» PROBLEM STATEMENT: List every line in this data where the string "อยกว" occurs.

» GIVEN DATA:
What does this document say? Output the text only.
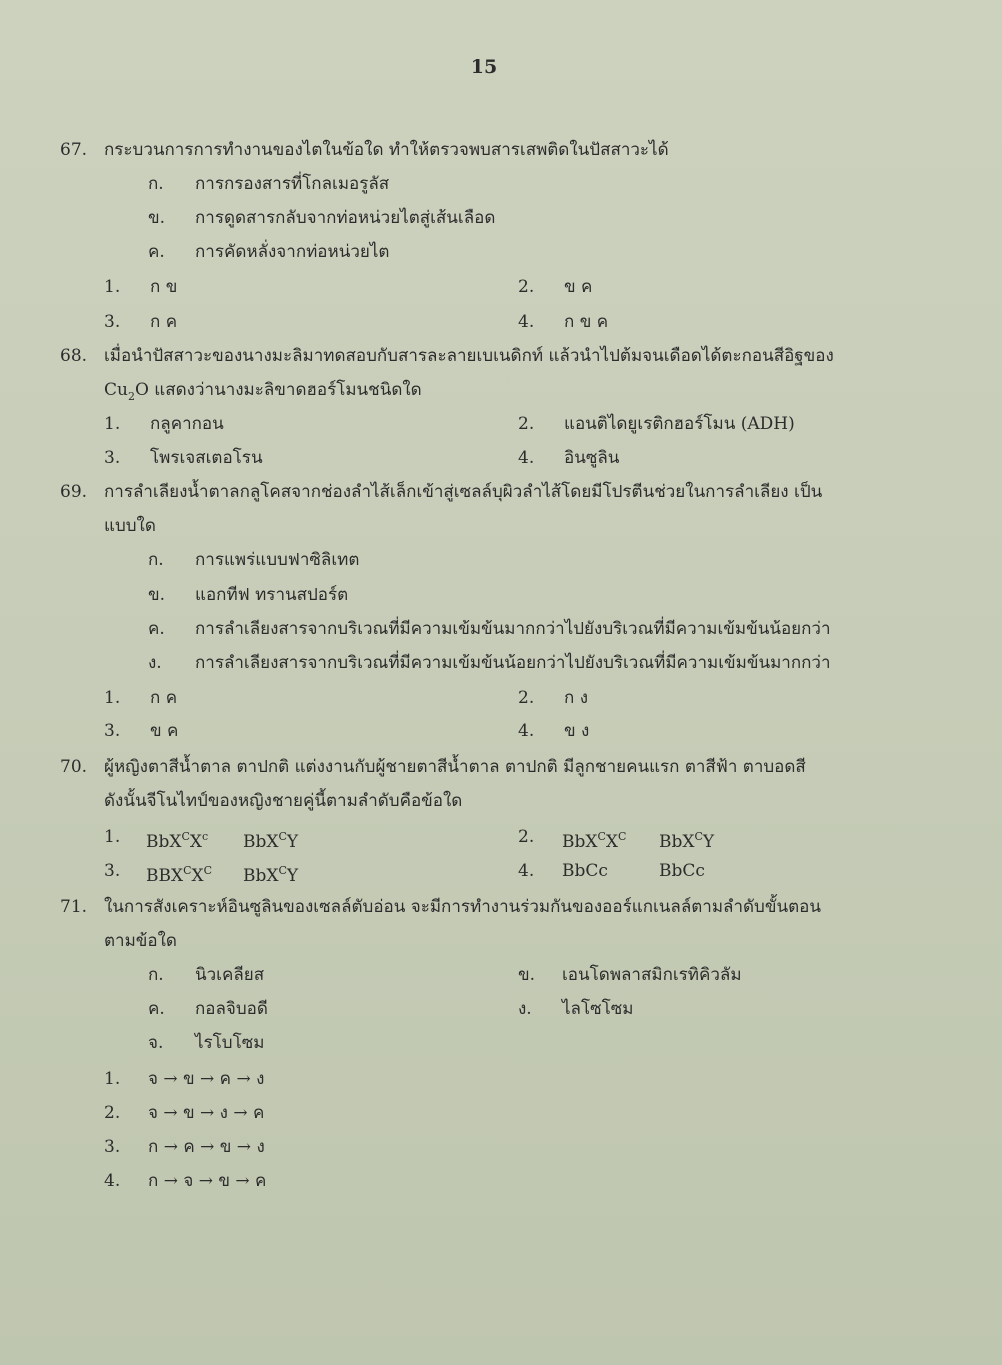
15
67. กระบวนการการทำงานของไตในข้อใด ทำให้ตรวจพบสารเสพติดในปัสสาวะได้
ก. การกรองสารที่โกลเมอรูลัส
ข. การดูดสารกลับจากท่อหน่วยไตสู่เส้นเลือด
ค. การคัดหลั่งจากท่อหน่วยไต
1. ก ข	2. ข ค
3. ก ค	4. ก ข ค
68. เมื่อนำปัสสาวะของนางมะลิมาทดสอบกับสารละลายเบเนดิกท์ แล้วนำไปต้มจนเดือดได้ตะกอนสีอิฐของ
$Cu_2O$ แสดงว่านางมะลิขาดฮอร์โมนชนิดใด
1. กลูคากอน	2. แอนติไดยูเรติกฮอร์โมน (ADH)
3. โพรเจสเตอโรน	4. อินซูลิน
69. การลำเลียงน้ำตาลกลูโคสจากช่องลำไส้เล็กเข้าสู่เซลล์บุผิวลำไส้โดยมีโปรตีนช่วยในการลำเลียง เป็น
แบบใด
ก. การแพร่แบบฟาซิลิเทต
ข. แอกทีฟ ทรานสปอร์ต
ค. การลำเลียงสารจากบริเวณที่มีความเข้มข้นมากกว่าไปยังบริเวณที่มีความเข้มข้นน้อยกว่า
ง. การลำเลียงสารจากบริเวณที่มีความเข้มข้นน้อยกว่าไปยังบริเวณที่มีความเข้มข้นมากกว่า
1. ก ค	2. ก ง
3. ข ค	4. ข ง
70. ผู้หญิงตาสีน้ำตาล ตาปกติ แต่งงานกับผู้ชายตาสีน้ำตาล ตาปกติ มีลูกชายคนแรก ตาสีฟ้า ตาบอดสี
ดังนั้นจีโนไทป์ของหญิงชายคู่นี้ตามลำดับคือข้อใด
1. $BbX^CX^c$ BbX$^C$Y	2. $BbX^CX^C$ BbX$^C$Y
3. $BBX^CX^C$ BbX$^C$Y	4. BbCc	BbCc
71. ในการสังเคราะห์อินซูลินของเซลล์ตับอ่อน จะมีการทำงานร่วมกันของออร์แกเนลล์ตามลำดับขั้นตอน
ตามข้อใด
ก. นิวเคลียส	ข. เอนโดพลาสมิกเรทิคิวลัม
ค. กอลจิบอดี	ง. ไลโซโซม
จ. ไรโบโซม
1. จ → ข → ค → ง
2. จ → ข → ง → ค
3. ก → ค → ข → ง
4. ก → จ → ข → ค
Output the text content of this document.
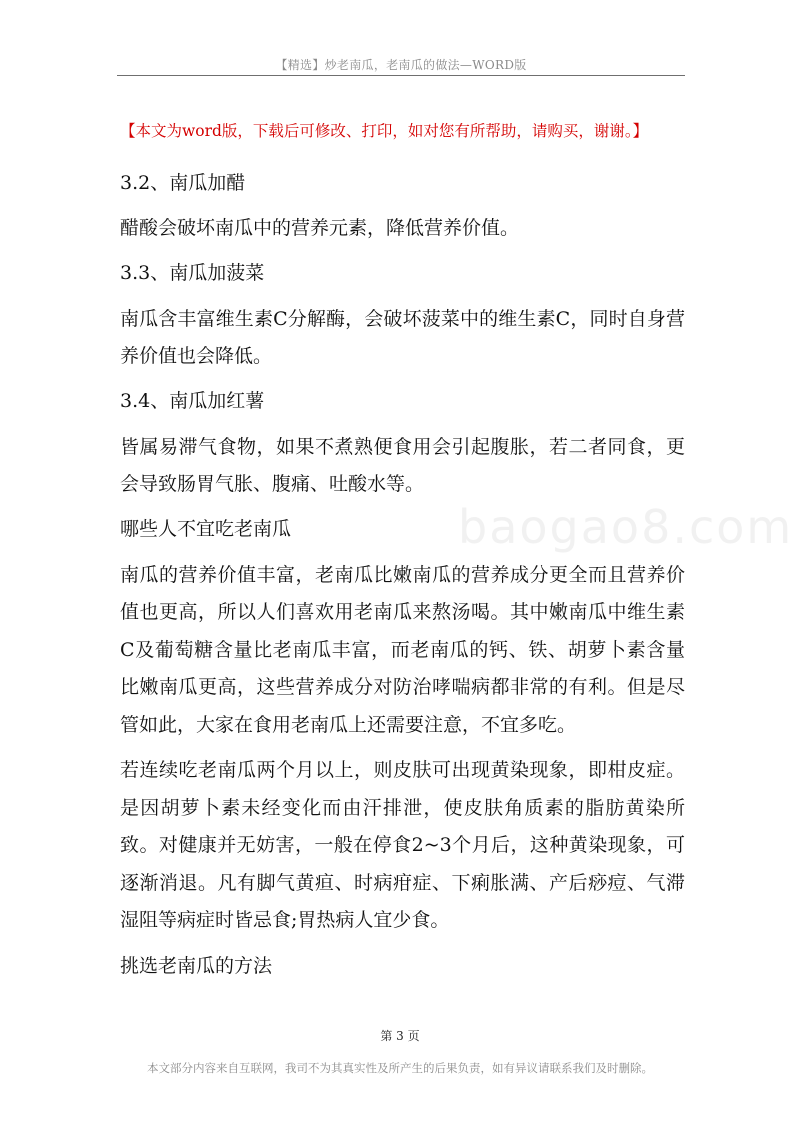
【精选】炒老南瓜，老南瓜的做法—WORD版
【本文为word版，下载后可修改、打印，如对您有所帮助，请购买，谢谢。】
baogao8.com

3.2、南瓜加醋

醋酸会破坏南瓜中的营养元素，降低营养价值。

3.3、南瓜加菠菜

南瓜含丰富维生素C分解酶，会破坏菠菜中的维生素C，同时自身营养价值也会降低。

3.4、南瓜加红薯

皆属易滞气食物，如果不煮熟便食用会引起腹胀，若二者同食，更会导致肠胃气胀、腹痛、吐酸水等。

哪些人不宜吃老南瓜

南瓜的营养价值丰富，老南瓜比嫩南瓜的营养成分更全而且营养价值也更高，所以人们喜欢用老南瓜来熬汤喝。其中嫩南瓜中维生素C及葡萄糖含量比老南瓜丰富，而老南瓜的钙、铁、胡萝卜素含量比嫩南瓜更高，这些营养成分对防治哮喘病都非常的有利。但是尽管如此，大家在食用老南瓜上还需要注意，不宜多吃。

若连续吃老南瓜两个月以上，则皮肤可出现黄染现象，即柑皮症。是因胡萝卜素未经变化而由汗排泄，使皮肤角质素的脂肪黄染所致。对健康并无妨害，一般在停食2~3个月后，这种黄染现象，可逐渐消退。凡有脚气黄疸、时病疳症、下痢胀满、产后痧痘、气滞湿阻等病症时皆忌食;胃热病人宜少食。

挑选老南瓜的方法

第 3 页
本文部分内容来自互联网，我司不为其真实性及所产生的后果负责，如有异议请联系我们及时删除。
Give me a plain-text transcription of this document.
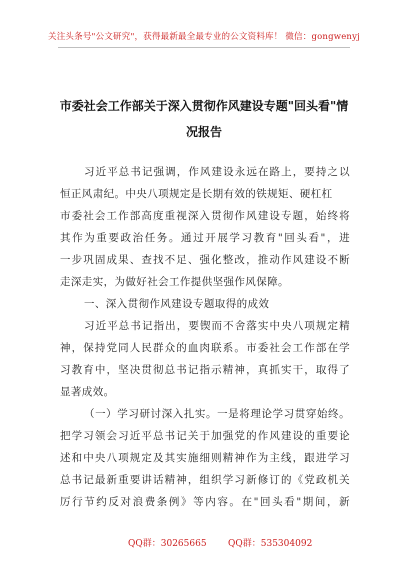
关注头条号"公文研究"，获得最新最全最专业的公文资料库！ 微信：gongwenyj
市委社会工作部关于深入贯彻作风建设专题"回头看"情
况报告
习近平总书记强调，作风建设永远在路上，要持之以
恒正风肃纪。中央八项规定是长期有效的铁规矩、硬杠杠
市委社会工作部高度重视深入贯彻作风建设专题，始终将
其作为重要政治任务。通过开展学习教育"回头看"，进
一步巩固成果、查找不足、强化整改，推动作风建设不断
走深走实，为做好社会工作提供坚强作风保障。
一、深入贯彻作风建设专题取得的成效
习近平总书记指出，要锲而不舍落实中央八项规定精
神，保持党同人民群众的血肉联系。市委社会工作部在学
习教育中，坚决贯彻总书记指示精神，真抓实干，取得了
显著成效。
（一）学习研讨深入扎实。一是将理论学习贯穿始终。
把学习领会习近平总书记关于加强党的作风建设的重要论
述和中央八项规定及其实施细则精神作为主线，跟进学习
总书记最新重要讲话精神，组织学习新修订的《党政机关
厉行节约反对浪费条例》等内容。在"回头看"期间，新
QQ群：30265665 QQ群：535304092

» ANSWER TO THE TASK:
ค. การลำเลียงสารจากบริเวณที่มีความเข้มข้นมากกว่าไปยังบริเวณที่มีความเข้มข้นน้อยกว่า
ง. การลำเลียงสารจากบริเวณที่มีความเข้มข้นน้อยกว่าไปยังบริเวณที่มีความเข้มข้นมากกว่า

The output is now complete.